Write out the material exactly, without any of its pictures.
───── ENTRIES SUPPLIED ─────
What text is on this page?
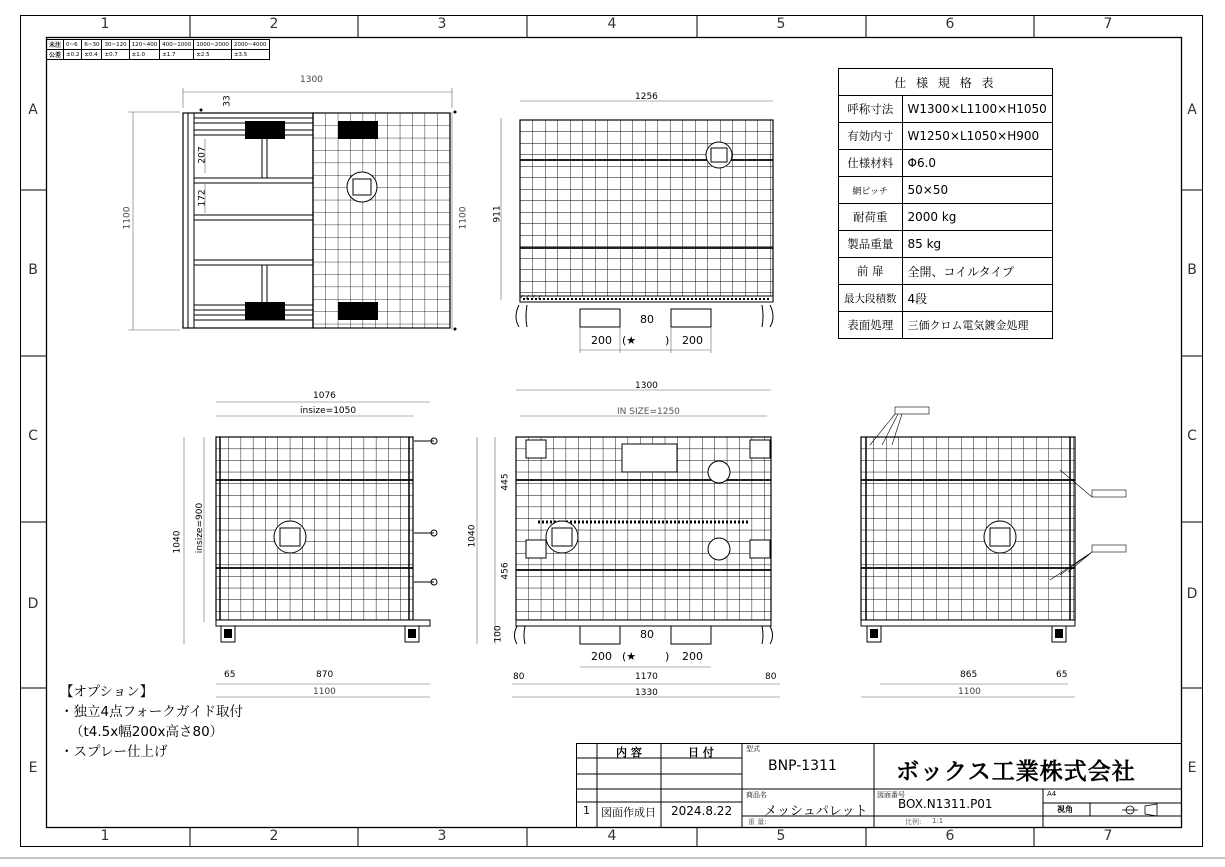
1	2	3	4	5	6	7
1	2	3	4	5	6	7
A
B
C
D
E
A
B
C
D
E
未注	0~6	6~30	30~120	120~400	400~1000	1000~2000	2000~4000
公差	±0.2	±0.4	±0.7	±1.0	±1.7	±2.5	±3.5
1300
33
207
172
1100	1100
1256
911
80
200 (★	) 200
1076
insize=1050
1040 insize=900
65	870
1100
1300
IN SIZE=1250
1040
445
456
100	80
200 (★	) 200
80	1170	80
1330
865	65
1100
仕 様 規 格 表	
呼称寸法	W1300×L1100×H1050
有効内寸	W1250×L1050×H900
仕様材料	Φ6.0
網ピッチ	50×50
耐荷重	2000 kg
製品重量	85 kg
前 扉	全開、コイルタイプ
最大段積数	4段
表面処理	三価クロム電気鍍金処理
【オプション】
・独立4点フォークガイド取付
（t4.5x幅200x高さ80）
・スプレー仕上げ	内 容	日 付
1 図面作成日 2024.8.22
型式
BNP-1311
商品名
メッシュパレット
重 量:
図面番号
BOX.N1311.P01
比例: 1:1
ボックス工業株式会社
A4
視角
─────
◆ **OUTPUT**
What text is on this page?
1	2	3	4	5	6	7
1	2	3	4	5	6	7
A
B
C
D
E
A
B
C
D
E
未注	0~6	6~30	30~120	120~400	400~1000	1000~2000	2000~4000
公差	±0.2	±0.4	±0.7	±1.0	±1.7	±2.5	±3.5
1300
33
207
172
1100	1100
1256
911
80
200 (★	) 200
1076
insize=1050
1040 insize=900
65	870
1100
1300
IN SIZE=1250
1040
445
456
100	80
200 (★	) 200
80	1170	80
1330
865	65
1100
仕 様 規 格 表	
呼称寸法	W1300×L1100×H1050
有効内寸	W1250×L1050×H900
仕様材料	Φ6.0
網ピッチ	50×50
耐荷重	2000 kg
製品重量	85 kg
前 扉	全開、コイルタイプ
最大段積数	4段
表面処理	三価クロム電気鍍金処理
【オプション】
・独立4点フォークガイド取付
（t4.5x幅200x高さ80）
・スプレー仕上げ	内 容	日 付
1 図面作成日 2024.8.22
型式
BNP-1311
商品名
メッシュパレット
重 量:
図面番号
BOX.N1311.P01
比例: 1:1
ボックス工業株式会社
A4
視角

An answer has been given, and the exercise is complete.